=== Begin Enclosure ===

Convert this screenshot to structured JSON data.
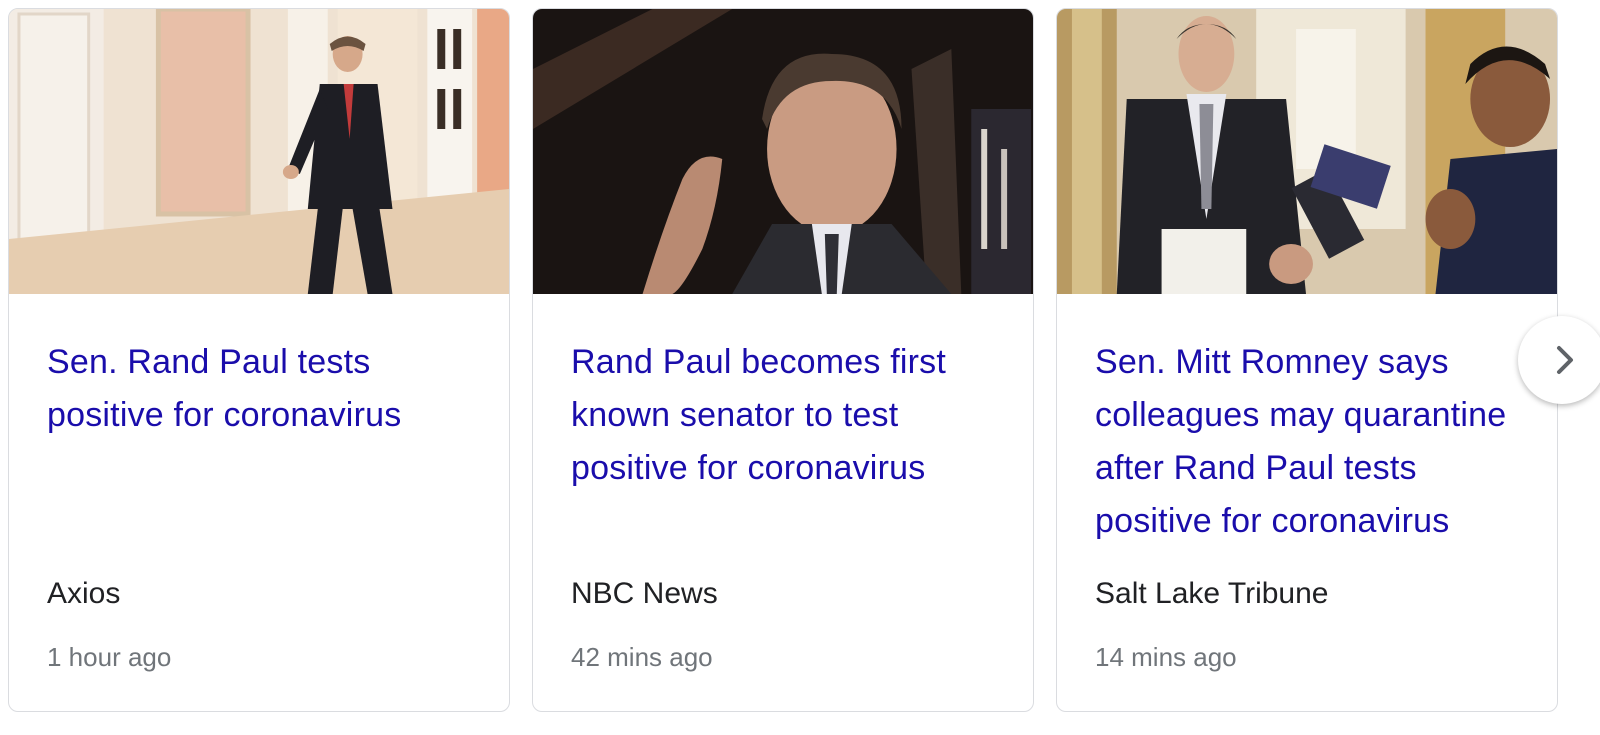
{
  "stories": [
    {
      "headline": "Sen. Rand Paul tests positive for coronavirus",
      "source": "Axios",
      "time": "1 hour ago",
      "image": "photo-man-walking-corridor"
    },
    {
      "headline": "Rand Paul becomes first known senator to test positive for coronavirus",
      "source": "NBC News",
      "time": "42 mins ago",
      "image": "photo-man-speaking-dark-background"
    },
    {
      "headline": "Sen. Mitt Romney says colleagues may quarantine after Rand Paul tests positive for coronavirus",
      "source": "Salt Lake Tribune",
      "time": "14 mins ago",
      "image": "photo-man-with-reporters-hallway"
    }
  ],
  "next_button_icon": "chevron-right-icon",
  "colors": {
    "headline": "#1a0dab",
    "source": "#202124",
    "time": "#70757a",
    "border": "#dadce0"
  }
}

=== End Enclosure ===

Exercise aim: Leave the images out and transcribe the remaining data above word for word.

Exercise solution:
Convert this screenshot to structured JSON data.
{
  "stories": [
    {
      "headline": "Sen. Rand Paul tests positive for coronavirus",
      "source": "Axios",
      "time": "1 hour ago",
      "image": "photo-man-walking-corridor"
    },
    {
      "headline": "Rand Paul becomes first known senator to test positive for coronavirus",
      "source": "NBC News",
      "time": "42 mins ago",
      "image": "photo-man-speaking-dark-background"
    },
    {
      "headline": "Sen. Mitt Romney says colleagues may quarantine after Rand Paul tests positive for coronavirus",
      "source": "Salt Lake Tribune",
      "time": "14 mins ago",
      "image": "photo-man-with-reporters-hallway"
    }
  ],
  "next_button_icon": "chevron-right-icon",
  "colors": {
    "headline": "#1a0dab",
    "source": "#202124",
    "time": "#70757a",
    "border": "#dadce0"
  }
}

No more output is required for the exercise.